**EXERCISE DESCRIPTION:** Tally the lines of the data that include the word "JSON" and state the total, nothing else.

**DATA FOR PROCESSING:**
════════════════════
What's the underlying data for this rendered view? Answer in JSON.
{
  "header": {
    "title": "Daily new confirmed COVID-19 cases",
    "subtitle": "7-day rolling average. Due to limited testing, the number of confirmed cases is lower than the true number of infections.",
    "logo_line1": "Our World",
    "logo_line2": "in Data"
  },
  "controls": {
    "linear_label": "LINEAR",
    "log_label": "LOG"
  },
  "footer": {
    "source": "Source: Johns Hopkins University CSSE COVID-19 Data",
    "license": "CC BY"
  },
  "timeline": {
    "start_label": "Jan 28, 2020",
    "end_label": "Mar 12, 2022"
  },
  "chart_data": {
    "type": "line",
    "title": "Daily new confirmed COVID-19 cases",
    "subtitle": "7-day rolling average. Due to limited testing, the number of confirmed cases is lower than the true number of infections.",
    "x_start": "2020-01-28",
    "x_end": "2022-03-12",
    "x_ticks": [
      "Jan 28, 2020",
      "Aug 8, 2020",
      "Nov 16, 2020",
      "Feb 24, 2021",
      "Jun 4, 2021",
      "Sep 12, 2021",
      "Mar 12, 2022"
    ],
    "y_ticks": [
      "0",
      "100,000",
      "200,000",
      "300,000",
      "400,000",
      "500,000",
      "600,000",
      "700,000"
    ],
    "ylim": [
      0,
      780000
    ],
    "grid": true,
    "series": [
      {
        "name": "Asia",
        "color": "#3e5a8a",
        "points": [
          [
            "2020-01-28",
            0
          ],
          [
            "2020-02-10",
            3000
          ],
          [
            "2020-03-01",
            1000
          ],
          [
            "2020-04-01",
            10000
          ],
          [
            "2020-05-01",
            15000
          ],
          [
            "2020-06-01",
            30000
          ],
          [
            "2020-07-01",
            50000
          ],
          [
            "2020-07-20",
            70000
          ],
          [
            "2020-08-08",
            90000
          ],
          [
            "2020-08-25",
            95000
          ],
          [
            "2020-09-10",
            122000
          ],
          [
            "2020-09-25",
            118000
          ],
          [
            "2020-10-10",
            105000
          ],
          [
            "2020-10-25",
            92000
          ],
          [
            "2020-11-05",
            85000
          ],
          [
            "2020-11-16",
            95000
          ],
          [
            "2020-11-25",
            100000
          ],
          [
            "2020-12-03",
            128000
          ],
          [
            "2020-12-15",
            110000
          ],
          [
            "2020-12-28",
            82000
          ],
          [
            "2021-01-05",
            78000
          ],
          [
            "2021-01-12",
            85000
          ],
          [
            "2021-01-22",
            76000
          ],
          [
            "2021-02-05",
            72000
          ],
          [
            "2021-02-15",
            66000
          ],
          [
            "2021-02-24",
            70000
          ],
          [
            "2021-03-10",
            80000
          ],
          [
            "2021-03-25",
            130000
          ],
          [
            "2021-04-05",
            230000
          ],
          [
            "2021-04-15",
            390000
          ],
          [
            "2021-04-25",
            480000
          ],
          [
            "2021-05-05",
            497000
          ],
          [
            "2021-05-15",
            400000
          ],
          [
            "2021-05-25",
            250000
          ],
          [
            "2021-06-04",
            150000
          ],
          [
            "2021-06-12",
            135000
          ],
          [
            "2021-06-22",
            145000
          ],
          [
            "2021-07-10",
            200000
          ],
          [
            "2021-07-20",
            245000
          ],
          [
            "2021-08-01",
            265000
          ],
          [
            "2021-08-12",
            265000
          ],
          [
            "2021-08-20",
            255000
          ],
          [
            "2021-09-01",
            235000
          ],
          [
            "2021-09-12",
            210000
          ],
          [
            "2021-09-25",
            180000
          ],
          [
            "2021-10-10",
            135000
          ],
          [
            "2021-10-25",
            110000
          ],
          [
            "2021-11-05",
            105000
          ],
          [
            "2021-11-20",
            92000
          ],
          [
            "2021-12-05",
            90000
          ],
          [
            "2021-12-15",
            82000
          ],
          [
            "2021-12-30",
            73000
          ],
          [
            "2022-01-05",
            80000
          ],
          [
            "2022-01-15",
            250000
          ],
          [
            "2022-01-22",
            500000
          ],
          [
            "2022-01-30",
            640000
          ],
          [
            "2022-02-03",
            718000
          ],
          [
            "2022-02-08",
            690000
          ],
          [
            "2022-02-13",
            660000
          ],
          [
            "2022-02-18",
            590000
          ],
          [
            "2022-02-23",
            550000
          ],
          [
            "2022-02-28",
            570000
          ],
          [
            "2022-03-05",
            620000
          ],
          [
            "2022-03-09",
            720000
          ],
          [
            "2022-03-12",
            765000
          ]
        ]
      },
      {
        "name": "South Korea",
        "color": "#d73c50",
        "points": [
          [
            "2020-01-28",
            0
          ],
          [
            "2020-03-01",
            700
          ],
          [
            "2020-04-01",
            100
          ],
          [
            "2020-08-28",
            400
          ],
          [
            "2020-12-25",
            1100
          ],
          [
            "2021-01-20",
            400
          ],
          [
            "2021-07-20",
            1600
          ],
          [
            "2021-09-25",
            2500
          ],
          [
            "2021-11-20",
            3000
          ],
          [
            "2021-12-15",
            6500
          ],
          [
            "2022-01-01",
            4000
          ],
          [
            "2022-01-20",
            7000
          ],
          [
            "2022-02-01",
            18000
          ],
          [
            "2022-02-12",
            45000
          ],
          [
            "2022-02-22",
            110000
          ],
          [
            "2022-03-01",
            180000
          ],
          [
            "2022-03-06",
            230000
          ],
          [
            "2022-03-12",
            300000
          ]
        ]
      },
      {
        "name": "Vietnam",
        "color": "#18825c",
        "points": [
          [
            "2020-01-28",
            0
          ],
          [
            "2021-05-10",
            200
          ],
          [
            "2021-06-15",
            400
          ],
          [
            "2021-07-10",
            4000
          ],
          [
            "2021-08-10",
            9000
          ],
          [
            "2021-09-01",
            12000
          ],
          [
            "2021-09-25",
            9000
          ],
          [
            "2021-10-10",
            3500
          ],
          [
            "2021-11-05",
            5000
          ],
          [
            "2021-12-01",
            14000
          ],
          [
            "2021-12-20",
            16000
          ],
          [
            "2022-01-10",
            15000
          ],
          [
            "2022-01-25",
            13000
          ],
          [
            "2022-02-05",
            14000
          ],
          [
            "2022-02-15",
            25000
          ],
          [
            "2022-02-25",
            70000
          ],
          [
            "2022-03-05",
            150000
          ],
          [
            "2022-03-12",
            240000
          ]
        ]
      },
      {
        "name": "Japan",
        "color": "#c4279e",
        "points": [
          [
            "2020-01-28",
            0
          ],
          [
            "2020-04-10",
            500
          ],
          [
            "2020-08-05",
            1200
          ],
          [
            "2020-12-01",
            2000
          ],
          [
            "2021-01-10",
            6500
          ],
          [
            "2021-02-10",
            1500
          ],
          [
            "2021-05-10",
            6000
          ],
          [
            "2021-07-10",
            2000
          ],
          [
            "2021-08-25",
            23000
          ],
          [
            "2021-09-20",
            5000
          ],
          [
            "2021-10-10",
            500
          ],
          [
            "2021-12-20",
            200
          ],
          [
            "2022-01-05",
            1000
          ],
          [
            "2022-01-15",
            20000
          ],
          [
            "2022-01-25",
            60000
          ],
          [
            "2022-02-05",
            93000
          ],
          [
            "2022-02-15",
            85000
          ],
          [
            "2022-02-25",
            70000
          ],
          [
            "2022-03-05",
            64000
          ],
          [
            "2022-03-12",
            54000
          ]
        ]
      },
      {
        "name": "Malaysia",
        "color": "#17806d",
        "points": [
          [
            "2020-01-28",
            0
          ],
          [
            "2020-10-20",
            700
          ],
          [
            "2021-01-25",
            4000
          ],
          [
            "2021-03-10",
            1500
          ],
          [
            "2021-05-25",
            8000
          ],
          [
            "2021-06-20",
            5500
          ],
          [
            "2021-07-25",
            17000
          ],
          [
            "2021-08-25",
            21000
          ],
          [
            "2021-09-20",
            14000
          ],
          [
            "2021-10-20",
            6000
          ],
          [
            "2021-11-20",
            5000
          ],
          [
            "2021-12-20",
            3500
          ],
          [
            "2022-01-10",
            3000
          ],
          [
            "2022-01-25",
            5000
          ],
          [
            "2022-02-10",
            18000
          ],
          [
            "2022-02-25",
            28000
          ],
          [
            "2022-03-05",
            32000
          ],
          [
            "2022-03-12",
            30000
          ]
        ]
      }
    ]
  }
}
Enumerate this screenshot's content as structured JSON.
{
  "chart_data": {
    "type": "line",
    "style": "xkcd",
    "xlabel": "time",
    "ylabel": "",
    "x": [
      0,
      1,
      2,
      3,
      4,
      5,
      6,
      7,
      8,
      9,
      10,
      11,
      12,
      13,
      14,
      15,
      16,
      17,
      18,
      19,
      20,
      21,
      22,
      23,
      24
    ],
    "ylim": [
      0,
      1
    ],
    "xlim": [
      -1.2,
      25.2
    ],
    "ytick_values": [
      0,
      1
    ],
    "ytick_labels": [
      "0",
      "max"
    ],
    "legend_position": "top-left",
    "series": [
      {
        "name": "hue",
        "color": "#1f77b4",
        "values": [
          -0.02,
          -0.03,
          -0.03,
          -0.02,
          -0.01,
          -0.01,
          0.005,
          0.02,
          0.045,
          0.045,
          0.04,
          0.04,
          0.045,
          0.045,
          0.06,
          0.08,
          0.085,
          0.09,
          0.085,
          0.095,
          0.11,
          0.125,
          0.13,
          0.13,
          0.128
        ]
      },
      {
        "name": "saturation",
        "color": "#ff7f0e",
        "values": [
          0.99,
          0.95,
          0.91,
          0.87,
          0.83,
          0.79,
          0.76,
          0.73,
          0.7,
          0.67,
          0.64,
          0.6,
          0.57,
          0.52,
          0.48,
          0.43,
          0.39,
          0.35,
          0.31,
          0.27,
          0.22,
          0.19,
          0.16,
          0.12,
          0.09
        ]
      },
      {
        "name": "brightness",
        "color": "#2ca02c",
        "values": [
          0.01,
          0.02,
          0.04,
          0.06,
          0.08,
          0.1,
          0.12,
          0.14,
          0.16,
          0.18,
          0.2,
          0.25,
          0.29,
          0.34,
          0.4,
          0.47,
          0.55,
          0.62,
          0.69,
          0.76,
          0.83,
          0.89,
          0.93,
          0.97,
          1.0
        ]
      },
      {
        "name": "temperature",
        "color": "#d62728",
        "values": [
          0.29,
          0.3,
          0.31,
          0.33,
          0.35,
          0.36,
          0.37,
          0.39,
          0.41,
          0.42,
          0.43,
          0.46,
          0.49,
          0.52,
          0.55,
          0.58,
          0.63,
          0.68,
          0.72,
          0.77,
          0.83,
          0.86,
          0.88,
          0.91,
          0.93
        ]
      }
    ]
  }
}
════════════════════
**WORKED ANSWER:** 2